Task – Determine how many lines contain the string "after", then reply with that figure only.

Data records –
__________________________________________________

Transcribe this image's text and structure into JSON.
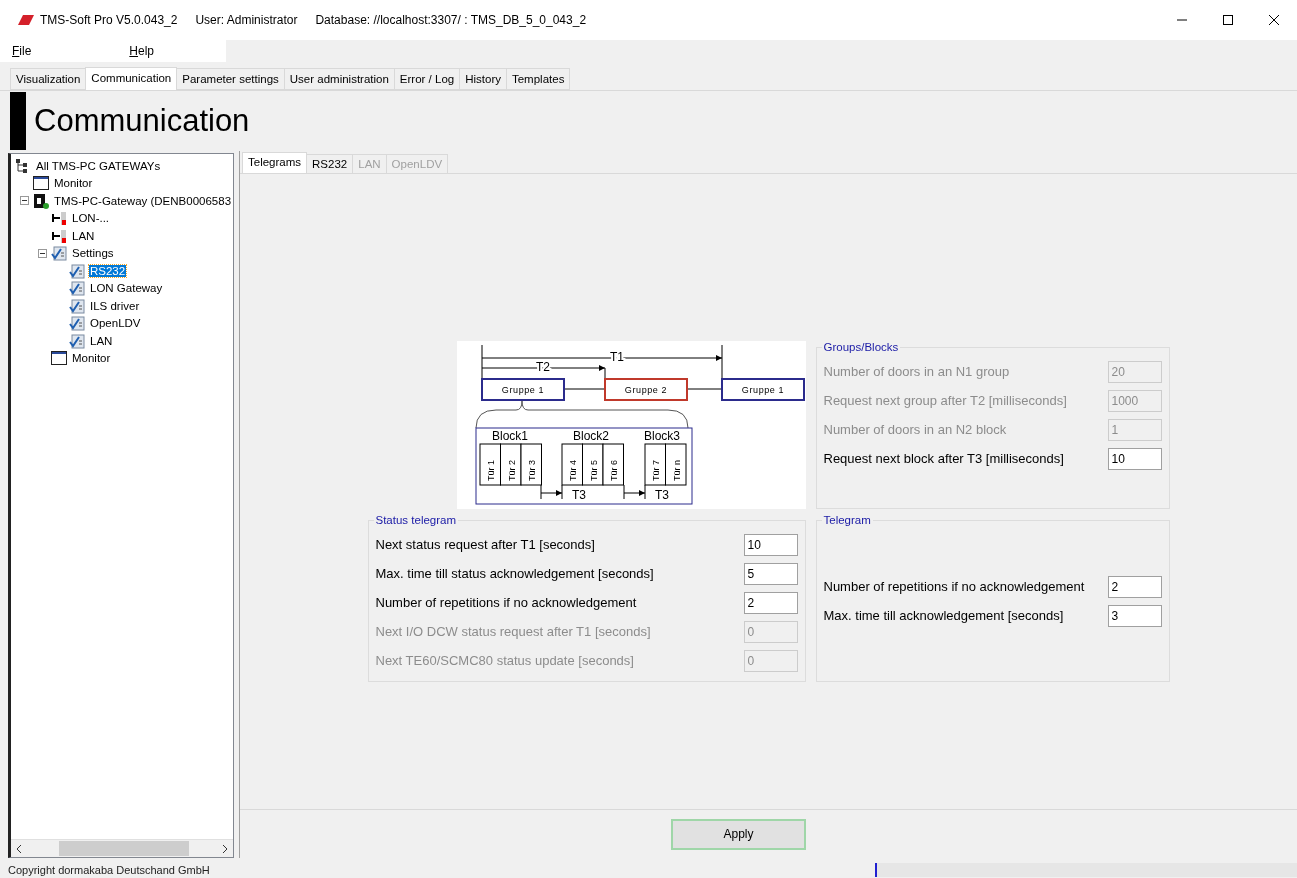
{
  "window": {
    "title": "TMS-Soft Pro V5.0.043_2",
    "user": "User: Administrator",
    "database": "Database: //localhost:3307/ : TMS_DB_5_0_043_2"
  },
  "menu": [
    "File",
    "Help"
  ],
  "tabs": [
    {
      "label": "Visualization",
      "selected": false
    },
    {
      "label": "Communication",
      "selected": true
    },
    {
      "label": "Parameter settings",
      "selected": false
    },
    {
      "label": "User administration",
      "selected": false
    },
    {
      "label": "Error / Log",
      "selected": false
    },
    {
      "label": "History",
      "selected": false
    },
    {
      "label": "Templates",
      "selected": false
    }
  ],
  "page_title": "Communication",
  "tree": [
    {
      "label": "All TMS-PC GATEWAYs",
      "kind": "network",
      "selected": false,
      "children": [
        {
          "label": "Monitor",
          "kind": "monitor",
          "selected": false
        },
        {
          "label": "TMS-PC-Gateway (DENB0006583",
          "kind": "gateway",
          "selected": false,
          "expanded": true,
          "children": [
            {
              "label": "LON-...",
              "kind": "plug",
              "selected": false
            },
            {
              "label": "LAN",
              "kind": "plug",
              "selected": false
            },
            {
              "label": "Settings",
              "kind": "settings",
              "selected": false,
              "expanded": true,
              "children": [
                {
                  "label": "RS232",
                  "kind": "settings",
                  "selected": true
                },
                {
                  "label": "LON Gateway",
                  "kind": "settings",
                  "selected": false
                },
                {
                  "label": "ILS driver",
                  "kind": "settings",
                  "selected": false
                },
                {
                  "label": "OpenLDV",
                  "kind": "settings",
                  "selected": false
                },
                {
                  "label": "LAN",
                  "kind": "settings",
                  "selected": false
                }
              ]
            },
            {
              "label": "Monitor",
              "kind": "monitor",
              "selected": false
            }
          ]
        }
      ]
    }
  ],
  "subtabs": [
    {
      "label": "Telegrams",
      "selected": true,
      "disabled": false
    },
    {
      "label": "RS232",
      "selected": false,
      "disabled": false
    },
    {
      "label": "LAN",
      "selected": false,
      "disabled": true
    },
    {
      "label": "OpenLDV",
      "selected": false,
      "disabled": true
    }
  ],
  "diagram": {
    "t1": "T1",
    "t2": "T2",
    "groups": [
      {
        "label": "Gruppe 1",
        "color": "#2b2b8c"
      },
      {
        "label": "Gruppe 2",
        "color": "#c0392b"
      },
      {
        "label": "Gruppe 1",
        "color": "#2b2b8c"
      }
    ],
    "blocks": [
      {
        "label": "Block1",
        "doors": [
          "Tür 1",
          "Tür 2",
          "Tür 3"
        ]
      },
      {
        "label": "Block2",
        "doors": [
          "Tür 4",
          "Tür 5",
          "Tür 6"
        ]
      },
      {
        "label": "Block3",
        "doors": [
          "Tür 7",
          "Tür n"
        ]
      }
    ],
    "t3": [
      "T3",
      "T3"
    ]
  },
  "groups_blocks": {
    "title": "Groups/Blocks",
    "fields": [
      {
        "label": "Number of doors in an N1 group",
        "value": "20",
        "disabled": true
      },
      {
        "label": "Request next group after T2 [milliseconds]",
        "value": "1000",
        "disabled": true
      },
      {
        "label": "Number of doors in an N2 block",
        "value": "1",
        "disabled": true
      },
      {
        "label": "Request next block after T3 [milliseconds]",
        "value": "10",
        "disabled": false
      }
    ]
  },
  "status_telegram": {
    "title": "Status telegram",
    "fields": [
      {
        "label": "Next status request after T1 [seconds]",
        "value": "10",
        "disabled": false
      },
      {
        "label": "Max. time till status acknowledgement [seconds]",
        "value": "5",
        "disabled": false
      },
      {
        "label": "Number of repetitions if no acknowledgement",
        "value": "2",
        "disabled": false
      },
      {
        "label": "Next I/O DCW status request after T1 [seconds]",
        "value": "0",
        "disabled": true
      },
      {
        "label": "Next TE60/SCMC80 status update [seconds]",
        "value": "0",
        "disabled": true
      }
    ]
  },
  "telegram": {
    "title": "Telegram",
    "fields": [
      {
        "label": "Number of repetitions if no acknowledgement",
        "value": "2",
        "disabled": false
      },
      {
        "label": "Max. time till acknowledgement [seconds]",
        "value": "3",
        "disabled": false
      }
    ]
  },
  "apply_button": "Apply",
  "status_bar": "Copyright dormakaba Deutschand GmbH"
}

__________________________________________________

Written reply – 4